Bald schon herrschte im Lager eine gute Stimmung. Die Heiligen hatten Nauvoo in Sicherheit verlassen können und machten sich jetzt weniger Sorgen wegen des Pöbels oder der Drohungen der Regierung, ihren Auszug zu verhindern. Abends spielte eine Blaskapelle fröhliche Lieder, zu denen die Männer und Frauen tanzten. Die Heiligen, die in Mehrehe lebten, trauten sich nun, offener über diesen Grundsatz zu sprechen und zu erzählen, wie er ihre Familien zusammenschweißte.3

Brigham feilte derweil stundenlang an den Plänen für den Auszug in den Westen.4 Als er kurz vor dem Aufbruch aus Nauvoo gefastet und im Tempel gebetet hatte, hatte er in einer Vision Joseph Smith gesehen, der auf ein Banner zeigte, das auf einer Bergspitze gehisst worden war. „Lasst euch auf dem Land unterhalb des Banners nieder“, hatte Joseph ihm aufgetragen. „Dann werdet ihr gedeihen und Frieden haben.“5 Brigham wusste, dass der Herr für die Kirche einen Ort bereitet hatte, aber tausende Heilige dorthin zu führen, war eine gewaltige Aufgabe.

Zu dieser Zeit trafen im Lager Briefe von Sam Brannan ein, der gerade auf der Brooklyn nach Kalifornien unterwegs war. Unter den Briefen befand sich auch der Vertrag, in dem man den Heiligen einen sicheren Auszug versprach, sofern sie dafür Ländereien im Westen abtraten. Brigham las den Vertrag mit den Aposteln sorgfältig durch. Falls sie ihn nicht unterzeichneten, entnahmen sie Sams Briefen, werde der Präsident der Vereinigten Staaten möglicherweise anordnen, die Heiligen zu entwaffnen, und ihnen untersagen, sich zu sammeln.6

Brigham war davon nicht überzeugt. Auch wenn er der Regierung misstraute, hatte er bereits beschlossen, eine Zusammenarbeit anzustreben und sich nicht gegen sie zu stellen. Kurz vor der Abreise aus Nauvoo hatte er sogar Jesse Little, den neuen präsidierenden Ältesten in den Oststaaten, beauftragt, sich politisch für die Kirche einzusetzen und jedes vertrauenswürdige Angebot der Regierung anzunehmen, das den Heiligen beim Auszug aus Nauvoo helfen könnte. Brigham und die Apostel gewannen schnell den Eindruck, der Vertrag sei nichts weiter als ein ausgeklügelter Plan zum Nutzen derer, die ihn aufgesetzt hatten. Die Apostel beschlossen daher, ihn nicht zu unterschreiben, sondern auf Gott zu vertrauen und ihn um Schutz zu bitten.7

Im Laufe des Monats sanken die Temperaturen unter den Gefrierpunkt, sodass die Oberfläche des Mississippis sich in eine Eisfläche verwandelte, die ein einfaches Überqueren ermöglichte. Schon bald hatten sich um die zweitausend Heilige im Lager am Sugar Creek niedergelassen, auch wenn bisweilen der eine oder andere nach Nauvoo zurückkehrte, um Besorgungen zu machen.

Bereitgestelltes Material:

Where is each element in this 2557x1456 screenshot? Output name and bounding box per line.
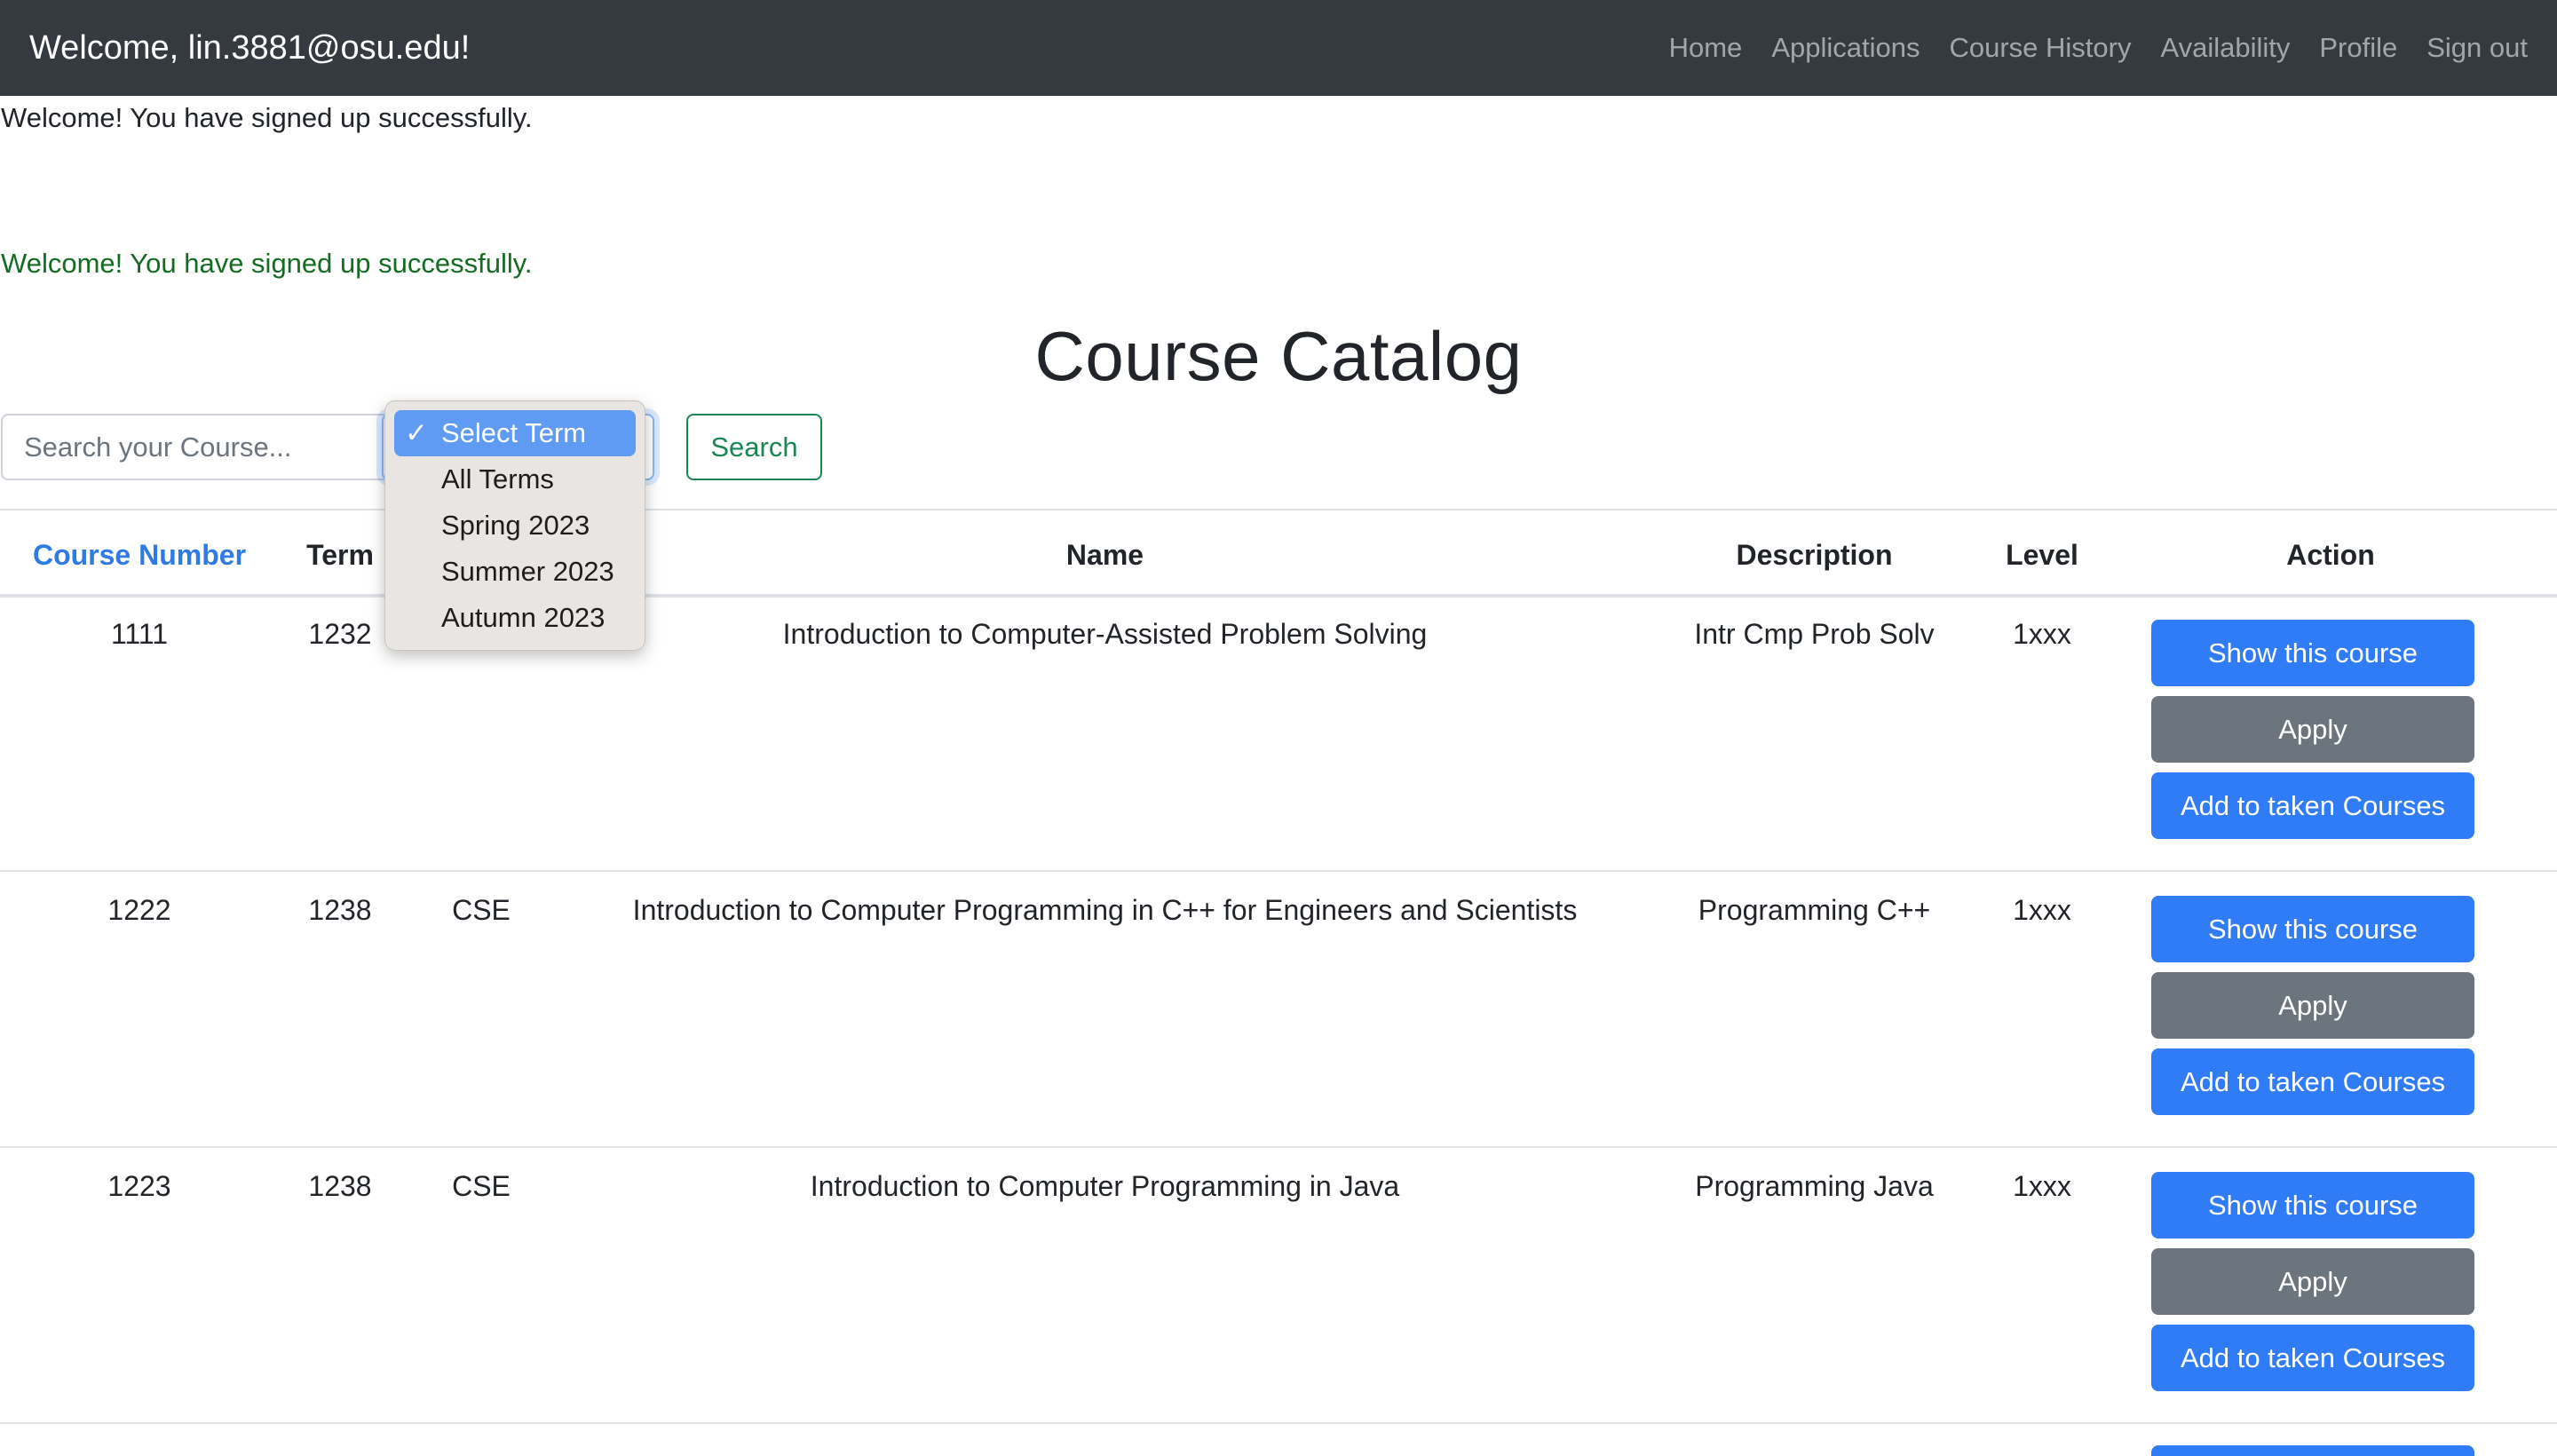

Aufgaben:
a. Beantworten Sie anhand des Textauszugs jeweils knapp:
(i) Wer spielte abends im Lager fröhliche Lieder?
(ii) Auf welchem Schiff war Sam Brannan nach Kalifornien unterwegs?
(iii) Wie viele Heilige hatten sich schon bald im Lager am Sugar Creek niedergelassen?
b. Schreiben Sie die Stelle im Textauszug zwischen „Im Laufe des“ und „Besorgungen zu machen.“, beide eingeschlossen, wortgetreu ab.
Stützen Sie sich ausschließlich auf den Textauszug.

Lösungen:
a.
(i) Eine Blaskapelle.
(ii) Auf der Brooklyn.
(iii) Um die zweitausend.

b.
Im Laufe des Monats sanken die Temperaturen unter den Gefrierpunkt, sodass die Oberfläche des Mississippis sich in eine Eisfläche verwandelte, die ein einfaches Überqueren ermöglichte. Schon bald hatten sich um die zweitausend Heilige im Lager am Sugar Creek niedergelassen, auch wenn bisweilen der eine oder andere nach Nauvoo zurückkehrte, um Besorgungen zu machen.